Exercise prompt: Identify and copy all lines of the material where the string "copil" is found.

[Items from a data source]
━━━━━━━━
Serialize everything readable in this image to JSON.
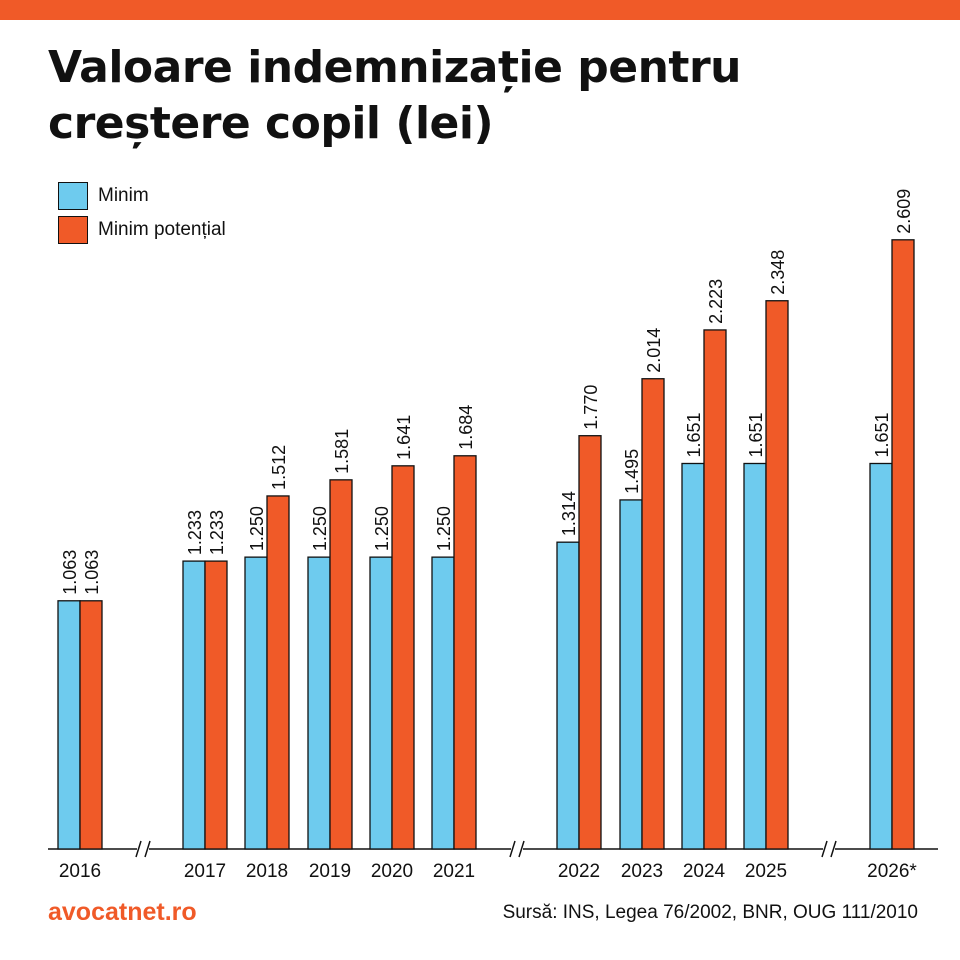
{
  "title": "Valoare indemnizație pentru creștere copil (lei)",
  "colors": {
    "accent": "#F05A28",
    "minim": "#6ECBEE",
    "minim_potential": "#F05A28",
    "outline": "#111111"
  },
  "legend": [
    {
      "label": "Minim",
      "color": "#6ECBEE"
    },
    {
      "label": "Minim potențial",
      "color": "#F05A28"
    }
  ],
  "chart_data": {
    "type": "bar",
    "title": "Valoare indemnizație pentru creștere copil (lei)",
    "categories": [
      "2016",
      "2017",
      "2018",
      "2019",
      "2020",
      "2021",
      "2022",
      "2023",
      "2024",
      "2025",
      "2026*"
    ],
    "axis_breaks_after": [
      "2016",
      "2021",
      "2025"
    ],
    "series": [
      {
        "name": "Minim",
        "values": [
          1063,
          1233,
          1250,
          1250,
          1250,
          1250,
          1314,
          1495,
          1651,
          1651,
          1651
        ],
        "labels": [
          "1.063",
          "1.233",
          "1.250",
          "1.250",
          "1.250",
          "1.250",
          "1.314",
          "1.495",
          "1.651",
          "1.651",
          "1.651"
        ]
      },
      {
        "name": "Minim potențial",
        "values": [
          1063,
          1233,
          1512,
          1581,
          1641,
          1684,
          1770,
          2014,
          2223,
          2348,
          2609
        ],
        "labels": [
          "1.063",
          "1.233",
          "1.512",
          "1.581",
          "1.641",
          "1.684",
          "1.770",
          "2.014",
          "2.223",
          "2.348",
          "2.609"
        ]
      }
    ],
    "ylim": [
      0,
      2900
    ],
    "grid": false,
    "legend_position": "top-left"
  },
  "footer": {
    "brand": "avocatnet.ro",
    "source": "Sursă: INS, Legea 76/2002, BNR, OUG 111/2010"
  }
}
━━━━━━━━
Written answer:
  "title": "Valoare indemnizație pentru creștere copil (lei)",
    "title": "Valoare indemnizație pentru creștere copil (lei)",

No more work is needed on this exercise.